Instructions to follow: List each line of the data that holds the string "Market".

Data entries for graphics:
____
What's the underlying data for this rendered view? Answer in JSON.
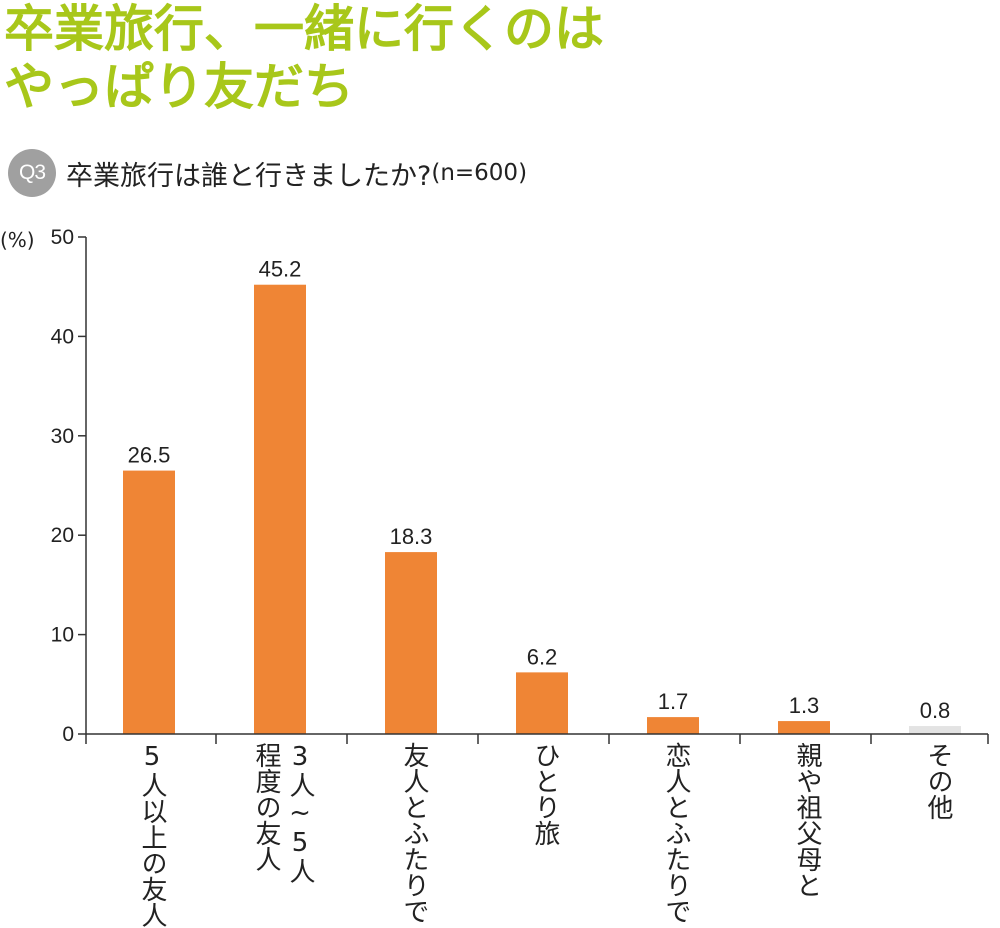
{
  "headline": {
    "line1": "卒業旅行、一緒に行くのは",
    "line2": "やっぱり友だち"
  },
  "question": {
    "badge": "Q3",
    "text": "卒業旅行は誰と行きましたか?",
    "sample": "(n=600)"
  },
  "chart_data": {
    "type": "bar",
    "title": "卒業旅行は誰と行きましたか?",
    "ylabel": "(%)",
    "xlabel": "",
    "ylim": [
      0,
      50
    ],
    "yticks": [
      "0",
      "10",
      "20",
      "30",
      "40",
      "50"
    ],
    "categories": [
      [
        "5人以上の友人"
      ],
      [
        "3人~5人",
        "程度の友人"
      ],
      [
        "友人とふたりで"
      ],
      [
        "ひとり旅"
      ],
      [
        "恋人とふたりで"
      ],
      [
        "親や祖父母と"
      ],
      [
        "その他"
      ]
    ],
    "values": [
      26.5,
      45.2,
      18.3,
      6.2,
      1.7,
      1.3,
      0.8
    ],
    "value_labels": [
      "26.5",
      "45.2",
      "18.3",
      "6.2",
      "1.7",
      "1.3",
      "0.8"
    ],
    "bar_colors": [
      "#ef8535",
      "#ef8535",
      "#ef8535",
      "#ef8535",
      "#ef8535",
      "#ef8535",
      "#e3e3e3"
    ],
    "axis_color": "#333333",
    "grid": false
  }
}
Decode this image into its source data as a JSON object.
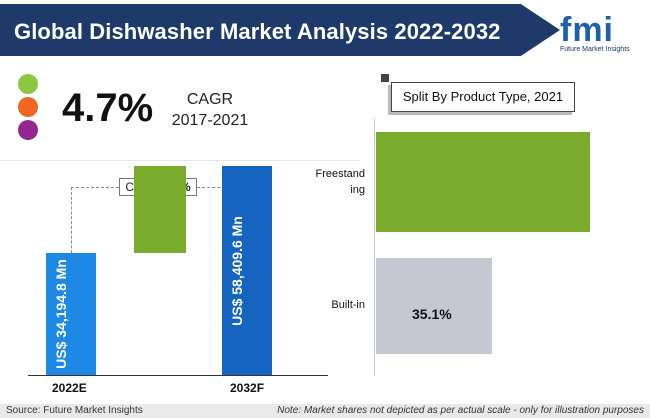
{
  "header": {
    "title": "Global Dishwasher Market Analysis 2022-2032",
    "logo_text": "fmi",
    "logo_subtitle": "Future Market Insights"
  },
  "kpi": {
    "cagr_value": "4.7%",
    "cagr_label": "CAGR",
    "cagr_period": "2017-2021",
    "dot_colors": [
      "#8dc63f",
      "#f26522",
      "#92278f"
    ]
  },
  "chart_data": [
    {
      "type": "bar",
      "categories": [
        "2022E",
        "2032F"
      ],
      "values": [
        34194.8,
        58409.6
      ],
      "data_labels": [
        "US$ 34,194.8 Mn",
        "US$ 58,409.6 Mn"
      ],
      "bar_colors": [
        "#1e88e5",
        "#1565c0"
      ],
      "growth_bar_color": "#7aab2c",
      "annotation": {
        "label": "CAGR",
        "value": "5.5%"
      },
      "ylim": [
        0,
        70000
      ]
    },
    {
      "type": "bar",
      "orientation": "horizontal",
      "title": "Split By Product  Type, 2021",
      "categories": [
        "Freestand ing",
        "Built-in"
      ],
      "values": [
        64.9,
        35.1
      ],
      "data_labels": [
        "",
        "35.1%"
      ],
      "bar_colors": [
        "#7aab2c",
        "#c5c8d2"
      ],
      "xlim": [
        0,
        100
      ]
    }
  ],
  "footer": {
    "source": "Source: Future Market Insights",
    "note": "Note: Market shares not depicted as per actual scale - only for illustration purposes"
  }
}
____
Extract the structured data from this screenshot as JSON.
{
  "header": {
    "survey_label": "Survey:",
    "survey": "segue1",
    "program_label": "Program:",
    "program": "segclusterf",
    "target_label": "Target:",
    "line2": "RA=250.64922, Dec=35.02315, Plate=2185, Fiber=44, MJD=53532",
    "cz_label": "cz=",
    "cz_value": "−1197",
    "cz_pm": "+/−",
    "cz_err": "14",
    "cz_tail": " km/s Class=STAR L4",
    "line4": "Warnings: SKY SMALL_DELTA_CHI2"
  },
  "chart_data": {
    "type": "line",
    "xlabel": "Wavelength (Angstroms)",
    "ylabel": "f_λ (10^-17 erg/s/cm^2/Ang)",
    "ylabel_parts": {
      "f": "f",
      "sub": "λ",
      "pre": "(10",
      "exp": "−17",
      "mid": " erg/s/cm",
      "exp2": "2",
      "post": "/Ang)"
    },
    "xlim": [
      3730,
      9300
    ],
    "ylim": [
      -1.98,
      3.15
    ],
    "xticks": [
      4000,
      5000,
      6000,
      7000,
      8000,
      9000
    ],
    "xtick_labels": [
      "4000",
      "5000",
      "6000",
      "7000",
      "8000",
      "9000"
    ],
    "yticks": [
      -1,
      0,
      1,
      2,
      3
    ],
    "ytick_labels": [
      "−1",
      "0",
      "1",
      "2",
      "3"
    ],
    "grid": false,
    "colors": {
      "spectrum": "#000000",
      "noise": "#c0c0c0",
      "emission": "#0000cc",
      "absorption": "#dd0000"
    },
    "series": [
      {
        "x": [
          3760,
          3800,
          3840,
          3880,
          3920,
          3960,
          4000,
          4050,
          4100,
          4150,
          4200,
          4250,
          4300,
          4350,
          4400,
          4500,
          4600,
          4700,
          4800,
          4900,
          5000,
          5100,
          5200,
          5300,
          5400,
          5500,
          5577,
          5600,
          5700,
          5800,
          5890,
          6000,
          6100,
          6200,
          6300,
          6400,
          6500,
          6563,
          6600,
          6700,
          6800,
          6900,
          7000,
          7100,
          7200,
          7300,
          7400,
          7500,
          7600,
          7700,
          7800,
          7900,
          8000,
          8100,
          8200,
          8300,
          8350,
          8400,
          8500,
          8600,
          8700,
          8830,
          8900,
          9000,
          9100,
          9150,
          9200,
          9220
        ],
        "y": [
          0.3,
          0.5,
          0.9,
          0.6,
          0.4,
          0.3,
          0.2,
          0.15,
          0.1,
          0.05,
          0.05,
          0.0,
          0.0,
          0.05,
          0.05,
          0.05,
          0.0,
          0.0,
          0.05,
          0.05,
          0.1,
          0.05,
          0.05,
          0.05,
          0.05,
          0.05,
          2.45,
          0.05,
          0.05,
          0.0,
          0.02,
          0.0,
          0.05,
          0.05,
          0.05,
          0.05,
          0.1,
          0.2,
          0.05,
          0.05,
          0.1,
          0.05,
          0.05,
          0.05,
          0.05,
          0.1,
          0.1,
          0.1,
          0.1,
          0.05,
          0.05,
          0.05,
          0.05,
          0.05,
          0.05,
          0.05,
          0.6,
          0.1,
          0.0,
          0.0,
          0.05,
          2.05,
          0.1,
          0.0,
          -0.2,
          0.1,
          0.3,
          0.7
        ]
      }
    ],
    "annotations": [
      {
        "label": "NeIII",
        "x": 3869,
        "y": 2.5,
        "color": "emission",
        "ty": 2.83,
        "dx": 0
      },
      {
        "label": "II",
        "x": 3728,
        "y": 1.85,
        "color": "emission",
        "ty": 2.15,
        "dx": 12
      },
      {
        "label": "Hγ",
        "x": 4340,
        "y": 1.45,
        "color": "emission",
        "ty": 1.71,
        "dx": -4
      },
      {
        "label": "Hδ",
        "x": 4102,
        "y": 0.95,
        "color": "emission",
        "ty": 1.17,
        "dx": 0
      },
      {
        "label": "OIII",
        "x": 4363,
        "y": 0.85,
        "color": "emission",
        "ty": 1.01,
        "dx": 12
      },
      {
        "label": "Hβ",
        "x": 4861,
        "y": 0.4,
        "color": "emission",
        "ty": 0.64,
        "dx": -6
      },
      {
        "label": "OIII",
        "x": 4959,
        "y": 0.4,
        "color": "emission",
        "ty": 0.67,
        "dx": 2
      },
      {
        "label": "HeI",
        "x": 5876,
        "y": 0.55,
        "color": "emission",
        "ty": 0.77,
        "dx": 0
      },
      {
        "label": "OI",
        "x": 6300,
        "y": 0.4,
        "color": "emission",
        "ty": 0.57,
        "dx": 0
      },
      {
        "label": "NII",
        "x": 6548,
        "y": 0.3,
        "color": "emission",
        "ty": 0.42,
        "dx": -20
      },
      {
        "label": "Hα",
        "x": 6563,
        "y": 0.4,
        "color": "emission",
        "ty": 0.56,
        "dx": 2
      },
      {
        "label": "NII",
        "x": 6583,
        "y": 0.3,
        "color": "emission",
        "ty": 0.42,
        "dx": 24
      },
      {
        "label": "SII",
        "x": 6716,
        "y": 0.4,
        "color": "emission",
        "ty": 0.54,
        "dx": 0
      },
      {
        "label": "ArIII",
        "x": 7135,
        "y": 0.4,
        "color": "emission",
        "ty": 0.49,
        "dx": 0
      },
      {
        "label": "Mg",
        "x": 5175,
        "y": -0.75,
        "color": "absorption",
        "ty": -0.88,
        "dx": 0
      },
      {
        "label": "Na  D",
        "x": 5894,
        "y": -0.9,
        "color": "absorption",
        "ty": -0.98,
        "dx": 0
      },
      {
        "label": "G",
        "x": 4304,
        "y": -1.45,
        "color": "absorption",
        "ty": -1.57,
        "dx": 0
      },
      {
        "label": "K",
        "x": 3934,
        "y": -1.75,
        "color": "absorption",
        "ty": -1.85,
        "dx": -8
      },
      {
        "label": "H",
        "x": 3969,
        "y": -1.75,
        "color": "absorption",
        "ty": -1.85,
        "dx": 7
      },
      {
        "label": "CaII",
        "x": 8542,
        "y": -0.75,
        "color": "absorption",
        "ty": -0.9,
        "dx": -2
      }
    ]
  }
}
____
Answer to this task:
    "title": "Global Dishwasher Market Analysis 2022-2032",
    "logo_subtitle": "Future Market Insights"
    "source": "Source: Future Market Insights",
    "note": "Note: Market shares not depicted as per actual scale - only for illustration purposes"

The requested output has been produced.